## Begin GIVEN INFORMATION
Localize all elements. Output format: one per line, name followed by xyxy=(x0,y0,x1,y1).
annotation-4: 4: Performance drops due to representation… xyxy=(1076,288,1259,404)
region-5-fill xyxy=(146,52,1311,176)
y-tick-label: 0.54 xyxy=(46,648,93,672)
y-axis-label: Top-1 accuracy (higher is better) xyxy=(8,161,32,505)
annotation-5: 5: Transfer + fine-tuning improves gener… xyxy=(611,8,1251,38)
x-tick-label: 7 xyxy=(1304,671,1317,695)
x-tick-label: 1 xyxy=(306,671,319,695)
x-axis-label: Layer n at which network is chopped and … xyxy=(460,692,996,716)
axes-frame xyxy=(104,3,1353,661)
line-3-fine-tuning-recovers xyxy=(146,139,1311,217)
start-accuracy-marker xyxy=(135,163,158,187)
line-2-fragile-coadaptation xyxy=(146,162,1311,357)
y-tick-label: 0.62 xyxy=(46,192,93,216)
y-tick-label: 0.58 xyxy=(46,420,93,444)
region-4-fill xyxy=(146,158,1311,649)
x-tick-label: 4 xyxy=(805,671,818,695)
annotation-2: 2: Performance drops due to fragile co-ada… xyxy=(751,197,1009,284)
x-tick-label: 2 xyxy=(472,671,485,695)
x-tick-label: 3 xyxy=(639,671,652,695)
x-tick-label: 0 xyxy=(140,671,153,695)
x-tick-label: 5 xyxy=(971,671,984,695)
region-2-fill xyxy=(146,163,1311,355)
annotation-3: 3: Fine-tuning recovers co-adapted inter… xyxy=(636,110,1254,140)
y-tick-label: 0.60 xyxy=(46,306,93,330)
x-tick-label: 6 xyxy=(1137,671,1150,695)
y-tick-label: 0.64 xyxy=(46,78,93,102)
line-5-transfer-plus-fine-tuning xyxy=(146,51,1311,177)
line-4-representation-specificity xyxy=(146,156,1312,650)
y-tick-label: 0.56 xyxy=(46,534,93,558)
## End GIVEN INFORMATION
▶ [WHAT YOU HAVE TO DO]
Copy every row above, in the same order and character for character.

▶ [SOLVED EXERCISE]
Localize all elements. Output format: one per line, name followed by xyxy=(x0,y0,x1,y1).
annotation-4: 4: Performance drops due to representation… xyxy=(1076,288,1259,404)
region-5-fill xyxy=(146,52,1311,176)
y-tick-label: 0.54 xyxy=(46,648,93,672)
y-axis-label: Top-1 accuracy (higher is better) xyxy=(8,161,32,505)
annotation-5: 5: Transfer + fine-tuning improves gener… xyxy=(611,8,1251,38)
x-tick-label: 7 xyxy=(1304,671,1317,695)
x-tick-label: 1 xyxy=(306,671,319,695)
x-axis-label: Layer n at which network is chopped and … xyxy=(460,692,996,716)
axes-frame xyxy=(104,3,1353,661)
line-3-fine-tuning-recovers xyxy=(146,139,1311,217)
start-accuracy-marker xyxy=(135,163,158,187)
line-2-fragile-coadaptation xyxy=(146,162,1311,357)
y-tick-label: 0.62 xyxy=(46,192,93,216)
y-tick-label: 0.58 xyxy=(46,420,93,444)
region-4-fill xyxy=(146,158,1311,649)
x-tick-label: 4 xyxy=(805,671,818,695)
annotation-2: 2: Performance drops due to fragile co-ada… xyxy=(751,197,1009,284)
x-tick-label: 2 xyxy=(472,671,485,695)
x-tick-label: 3 xyxy=(639,671,652,695)
x-tick-label: 0 xyxy=(140,671,153,695)
x-tick-label: 5 xyxy=(971,671,984,695)
region-2-fill xyxy=(146,163,1311,355)
annotation-3: 3: Fine-tuning recovers co-adapted inter… xyxy=(636,110,1254,140)
y-tick-label: 0.60 xyxy=(46,306,93,330)
x-tick-label: 6 xyxy=(1137,671,1150,695)
y-tick-label: 0.64 xyxy=(46,78,93,102)
line-5-transfer-plus-fine-tuning xyxy=(146,51,1311,177)
line-4-representation-specificity xyxy=(146,156,1312,650)
y-tick-label: 0.56 xyxy=(46,534,93,558)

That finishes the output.